Source extract »
Contingency operations and other efforts require coordination with multiple U.S. Government agencies, yet USAID’s development priorities do not always align with other agencies’ priorities, making it difficult for USAID to achieve its core development mission. In particular, coordination with the State Department, which leads multiagency operations that respond to political and security crises, has presented challenges to USAID’s project planning and execution. Despite broad interagency guidance on State’s role in politically sensitive environments, USAID employees are sometimes unclear as to how to manage additional layers of review, respond to changing priorities, and balance short-term and long-term priorities. Lack of knowledge about other agencies’ processes exacerbates these challenges.

Arab Spring

To identify the challenges USAID faced during the early part of the protest movement that came to be known as the Arab Spring (December 2010-June 2014), we surveyed 70 USAID employees working on programs for Egypt, Tunisia, Libya, and Yemen.1 According to USAID staff, the State Department’s influence over USAID programs increased after the Arab Spring began, creating additional challenges. For example, a USAID employee in Egypt noted that State’s control “severely constrains USAID’s ability to design and execute technically sound development projects,” stating that agreed-upon steps to design activities and select implementation mechanisms abruptly change. USAID staff pointed out that State’s added layer of review slowed operations, and USAID employees had to dedicate additional time to building consensus and gaining external parties’ approval. USAID employees also said State officials, unfamiliar with the Agency and its different types of procurement, made requests that were difficult to accommodate under USAID procedures.

In a more recent audit in Pakistan, we also found challenges in reconciling short-term political goals with long-term development goals.

Pakistan

Our audit of the $7.5 billion aid package authorized under the Enhanced Partnership for Pakistan Act (EPPA) found that USAID’s programs there have not achieved intended development objectives, in part because of competing priorities between State and USAID. The State Department has the lead role for assistance activities in Pakistan, making it responsible for budget and project decisions.2 At the outset, USAID/Pakistan followed State’s initial strategy, which lacked long-term development outcomes and goals. In 2013, USAID/Pakistan implemented a formal strategy that linked activities to a long-term development goal but lacked indicators to measure progress. The strategy also focused on repairing and upgrading Pakistan’s energy infrastructure—mirroring State’s focus on energy as key to long-term growth—but not on other priority areas, such as health, education, and economic growth. According to USAID staff, implementing a development strategy under State Department control was challenging.

Task requirements »
1 > In the passage on USAID coordination, how many USAID employees were surveyed about challenges during the early Arab Spring?
2 > Reproduce word for word the part of the passage on USAID coordination that begins with the words containing "Contingency operations and" and ends with "exacerbates these challenges.".
The listing comes from a different source than the passage on USAID coordination.

Supplied data »
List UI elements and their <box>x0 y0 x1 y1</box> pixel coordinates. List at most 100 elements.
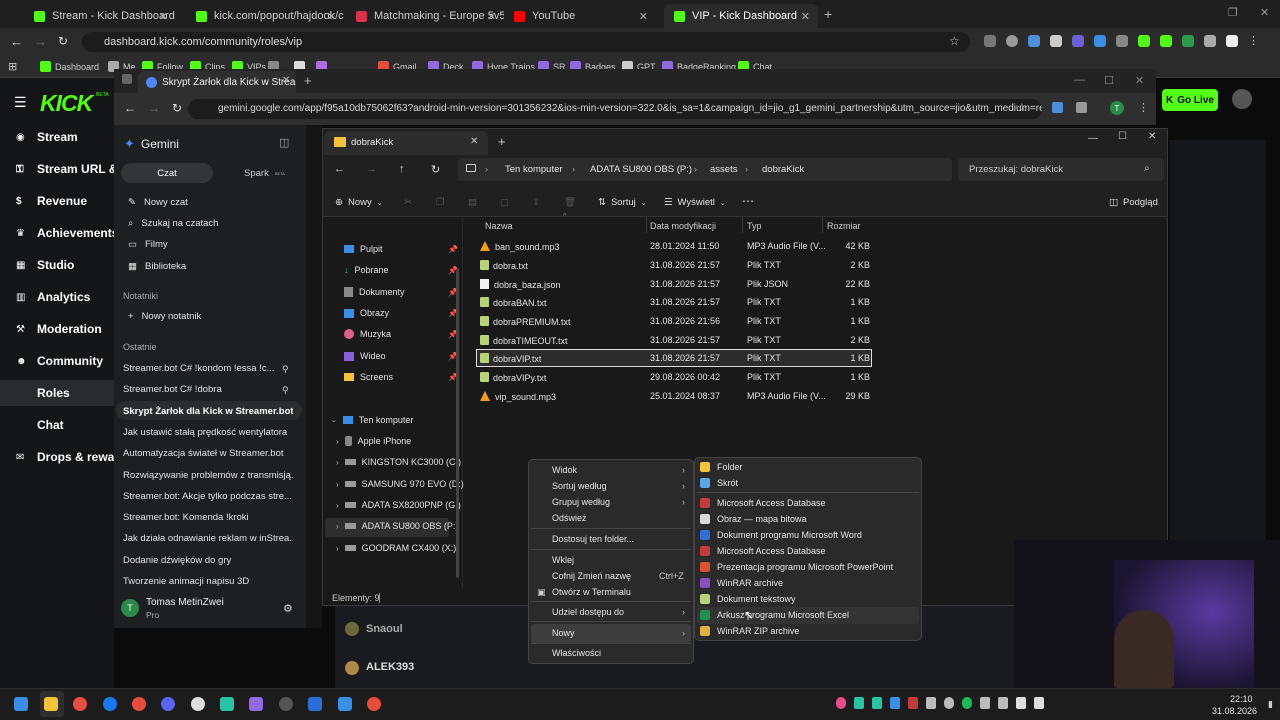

Exercise responses »
1 > 70 USAID employees working on programs for Egypt, Tunisia, Libya, and Yemen.

2 >
Contingency operations and other efforts require coordination with multiple U.S. Government agencies, yet USAID’s development priorities do not always align with other agencies’ priorities, making it difficult for USAID to achieve its core development mission. In particular, coordination with the State Department, which leads multiagency operations that respond to political and security crises, has presented challenges to USAID’s project planning and execution. Despite broad interagency guidance on State’s role in politically sensitive environments, USAID employees are sometimes unclear as to how to manage additional layers of review, respond to changing priorities, and balance short-term and long-term priorities. Lack of knowledge about other agencies’ processes exacerbates these challenges.